[Start]

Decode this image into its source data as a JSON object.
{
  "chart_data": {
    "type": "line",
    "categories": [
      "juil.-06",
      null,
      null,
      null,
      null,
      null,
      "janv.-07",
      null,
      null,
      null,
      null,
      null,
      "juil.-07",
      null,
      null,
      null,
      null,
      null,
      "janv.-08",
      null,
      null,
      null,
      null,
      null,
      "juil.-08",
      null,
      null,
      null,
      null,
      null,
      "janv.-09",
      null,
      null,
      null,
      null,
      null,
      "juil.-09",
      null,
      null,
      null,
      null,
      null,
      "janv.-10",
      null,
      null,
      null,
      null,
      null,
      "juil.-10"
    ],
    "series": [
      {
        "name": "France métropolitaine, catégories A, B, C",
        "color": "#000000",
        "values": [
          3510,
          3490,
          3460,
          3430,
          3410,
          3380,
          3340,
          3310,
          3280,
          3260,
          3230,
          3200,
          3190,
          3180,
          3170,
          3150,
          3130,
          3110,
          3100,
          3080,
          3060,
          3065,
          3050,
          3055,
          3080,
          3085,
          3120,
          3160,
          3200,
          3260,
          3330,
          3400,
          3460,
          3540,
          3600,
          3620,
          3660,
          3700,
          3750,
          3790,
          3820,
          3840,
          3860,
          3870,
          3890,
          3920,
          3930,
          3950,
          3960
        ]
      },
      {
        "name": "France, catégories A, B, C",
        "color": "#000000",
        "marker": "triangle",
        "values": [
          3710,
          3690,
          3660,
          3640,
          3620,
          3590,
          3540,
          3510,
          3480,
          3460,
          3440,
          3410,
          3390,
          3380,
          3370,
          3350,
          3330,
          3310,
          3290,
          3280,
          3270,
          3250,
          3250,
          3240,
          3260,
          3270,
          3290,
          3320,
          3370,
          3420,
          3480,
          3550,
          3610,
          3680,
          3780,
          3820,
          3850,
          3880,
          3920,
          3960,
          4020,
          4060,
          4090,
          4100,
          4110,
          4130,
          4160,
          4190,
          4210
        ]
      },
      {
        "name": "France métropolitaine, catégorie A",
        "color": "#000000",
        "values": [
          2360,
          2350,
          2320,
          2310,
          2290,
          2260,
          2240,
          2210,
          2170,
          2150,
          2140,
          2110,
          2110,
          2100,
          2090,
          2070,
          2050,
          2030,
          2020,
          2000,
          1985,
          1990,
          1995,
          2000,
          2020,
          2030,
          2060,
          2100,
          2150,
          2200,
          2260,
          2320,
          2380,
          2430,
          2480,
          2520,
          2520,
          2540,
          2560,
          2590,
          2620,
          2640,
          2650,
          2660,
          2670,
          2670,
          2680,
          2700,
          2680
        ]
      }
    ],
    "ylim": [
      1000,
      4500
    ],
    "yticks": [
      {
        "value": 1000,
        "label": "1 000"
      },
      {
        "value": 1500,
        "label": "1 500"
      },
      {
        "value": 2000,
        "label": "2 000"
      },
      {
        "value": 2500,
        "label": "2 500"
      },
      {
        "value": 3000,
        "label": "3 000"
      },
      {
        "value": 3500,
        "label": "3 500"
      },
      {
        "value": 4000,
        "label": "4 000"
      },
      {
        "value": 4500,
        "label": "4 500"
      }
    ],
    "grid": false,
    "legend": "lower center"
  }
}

[End]
[Start]

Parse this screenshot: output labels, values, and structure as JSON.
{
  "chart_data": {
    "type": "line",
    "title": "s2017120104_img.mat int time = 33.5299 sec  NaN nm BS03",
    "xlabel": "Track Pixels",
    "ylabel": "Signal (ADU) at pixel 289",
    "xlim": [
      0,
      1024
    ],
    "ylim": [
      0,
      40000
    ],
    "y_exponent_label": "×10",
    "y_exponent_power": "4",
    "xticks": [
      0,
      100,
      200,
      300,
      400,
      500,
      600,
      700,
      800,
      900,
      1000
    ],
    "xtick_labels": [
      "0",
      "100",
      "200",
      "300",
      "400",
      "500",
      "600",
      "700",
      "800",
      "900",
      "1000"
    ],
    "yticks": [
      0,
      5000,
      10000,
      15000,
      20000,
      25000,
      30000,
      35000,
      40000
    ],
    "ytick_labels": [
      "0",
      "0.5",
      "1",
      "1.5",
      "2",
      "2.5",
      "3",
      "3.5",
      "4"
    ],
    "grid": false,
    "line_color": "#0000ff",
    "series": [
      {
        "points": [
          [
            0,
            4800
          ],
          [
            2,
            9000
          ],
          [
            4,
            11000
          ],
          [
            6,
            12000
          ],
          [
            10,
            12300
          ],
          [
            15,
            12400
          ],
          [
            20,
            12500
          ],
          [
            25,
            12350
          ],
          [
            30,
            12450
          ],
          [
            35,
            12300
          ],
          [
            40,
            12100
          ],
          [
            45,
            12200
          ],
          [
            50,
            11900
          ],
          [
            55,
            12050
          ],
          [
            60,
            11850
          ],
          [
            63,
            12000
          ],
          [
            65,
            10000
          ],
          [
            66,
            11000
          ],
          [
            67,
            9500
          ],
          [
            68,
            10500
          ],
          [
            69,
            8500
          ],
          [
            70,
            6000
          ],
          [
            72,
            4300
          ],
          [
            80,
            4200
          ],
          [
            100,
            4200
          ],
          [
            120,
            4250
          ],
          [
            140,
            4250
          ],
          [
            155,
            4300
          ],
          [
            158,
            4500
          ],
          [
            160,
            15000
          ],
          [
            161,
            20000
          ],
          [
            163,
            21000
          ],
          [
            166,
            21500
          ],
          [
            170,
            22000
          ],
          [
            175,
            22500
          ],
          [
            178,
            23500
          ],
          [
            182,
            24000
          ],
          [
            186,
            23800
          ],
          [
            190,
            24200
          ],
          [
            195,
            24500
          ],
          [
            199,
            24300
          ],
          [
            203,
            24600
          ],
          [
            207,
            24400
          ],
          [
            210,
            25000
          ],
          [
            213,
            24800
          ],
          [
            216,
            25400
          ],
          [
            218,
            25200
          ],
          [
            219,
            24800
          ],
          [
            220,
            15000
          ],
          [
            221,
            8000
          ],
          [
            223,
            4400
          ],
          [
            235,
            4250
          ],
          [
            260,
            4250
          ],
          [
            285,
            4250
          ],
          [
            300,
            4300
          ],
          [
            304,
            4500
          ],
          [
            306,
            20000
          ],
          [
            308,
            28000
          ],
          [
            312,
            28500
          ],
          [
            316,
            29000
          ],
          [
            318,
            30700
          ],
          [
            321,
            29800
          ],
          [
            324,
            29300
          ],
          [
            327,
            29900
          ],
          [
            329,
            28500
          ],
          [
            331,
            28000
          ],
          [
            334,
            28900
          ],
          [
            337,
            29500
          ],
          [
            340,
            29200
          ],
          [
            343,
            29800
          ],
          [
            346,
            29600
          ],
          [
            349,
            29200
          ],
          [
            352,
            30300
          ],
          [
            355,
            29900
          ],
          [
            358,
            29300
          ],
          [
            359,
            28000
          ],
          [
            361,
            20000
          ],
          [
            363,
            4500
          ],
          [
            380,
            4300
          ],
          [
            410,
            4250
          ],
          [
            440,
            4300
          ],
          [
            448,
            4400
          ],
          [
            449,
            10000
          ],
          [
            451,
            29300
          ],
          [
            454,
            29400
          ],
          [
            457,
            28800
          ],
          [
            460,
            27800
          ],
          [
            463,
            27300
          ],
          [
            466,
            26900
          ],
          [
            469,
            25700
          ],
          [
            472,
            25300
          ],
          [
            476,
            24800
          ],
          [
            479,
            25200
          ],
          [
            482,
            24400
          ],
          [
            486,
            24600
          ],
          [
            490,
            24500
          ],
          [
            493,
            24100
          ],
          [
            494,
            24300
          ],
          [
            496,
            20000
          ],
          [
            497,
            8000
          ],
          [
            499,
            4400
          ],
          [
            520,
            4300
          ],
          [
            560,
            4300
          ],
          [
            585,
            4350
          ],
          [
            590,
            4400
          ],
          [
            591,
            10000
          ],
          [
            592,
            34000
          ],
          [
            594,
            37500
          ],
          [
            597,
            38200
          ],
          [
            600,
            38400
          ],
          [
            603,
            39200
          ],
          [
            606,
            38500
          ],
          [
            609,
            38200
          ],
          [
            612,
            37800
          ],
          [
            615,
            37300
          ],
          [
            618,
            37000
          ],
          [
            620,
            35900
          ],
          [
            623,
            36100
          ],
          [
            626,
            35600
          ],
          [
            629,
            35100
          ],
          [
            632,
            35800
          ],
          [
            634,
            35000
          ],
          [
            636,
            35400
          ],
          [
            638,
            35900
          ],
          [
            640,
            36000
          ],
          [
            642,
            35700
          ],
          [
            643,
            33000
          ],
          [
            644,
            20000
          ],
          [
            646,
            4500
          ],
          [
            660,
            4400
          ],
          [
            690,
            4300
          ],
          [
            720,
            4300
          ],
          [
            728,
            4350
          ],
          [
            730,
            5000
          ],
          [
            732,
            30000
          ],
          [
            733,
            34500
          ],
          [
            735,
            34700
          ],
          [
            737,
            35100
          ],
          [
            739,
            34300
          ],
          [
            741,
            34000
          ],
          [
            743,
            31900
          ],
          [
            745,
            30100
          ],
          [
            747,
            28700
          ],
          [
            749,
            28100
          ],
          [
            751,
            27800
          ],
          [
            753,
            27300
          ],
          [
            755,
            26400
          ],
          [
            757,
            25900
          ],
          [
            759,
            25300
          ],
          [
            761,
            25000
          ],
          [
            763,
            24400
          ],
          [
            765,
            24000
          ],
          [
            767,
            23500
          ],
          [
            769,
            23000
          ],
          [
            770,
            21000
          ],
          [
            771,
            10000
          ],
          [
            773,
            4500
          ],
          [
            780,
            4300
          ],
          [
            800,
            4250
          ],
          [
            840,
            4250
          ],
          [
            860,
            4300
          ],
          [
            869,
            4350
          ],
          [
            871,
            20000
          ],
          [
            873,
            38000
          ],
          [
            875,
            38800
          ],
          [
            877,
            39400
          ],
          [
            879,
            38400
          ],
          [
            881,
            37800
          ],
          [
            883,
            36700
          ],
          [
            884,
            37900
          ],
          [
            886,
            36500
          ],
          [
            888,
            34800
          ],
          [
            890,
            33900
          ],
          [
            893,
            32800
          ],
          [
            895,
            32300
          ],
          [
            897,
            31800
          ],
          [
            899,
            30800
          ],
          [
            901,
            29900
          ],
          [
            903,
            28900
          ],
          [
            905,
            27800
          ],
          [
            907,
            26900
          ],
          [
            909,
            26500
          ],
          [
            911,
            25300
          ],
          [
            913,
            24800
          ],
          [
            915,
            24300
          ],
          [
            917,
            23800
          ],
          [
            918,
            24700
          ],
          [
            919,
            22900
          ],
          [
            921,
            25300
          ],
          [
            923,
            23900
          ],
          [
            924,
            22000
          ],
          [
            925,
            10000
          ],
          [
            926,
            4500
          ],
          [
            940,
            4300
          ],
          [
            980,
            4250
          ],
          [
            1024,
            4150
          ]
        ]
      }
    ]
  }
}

[End]

Task — Return only those lines of the records that contain the string "this".

Exercise answer —
Decode this image into its source data as a JSON object.
Parse this screenshot: output labels, values, and structure as JSON.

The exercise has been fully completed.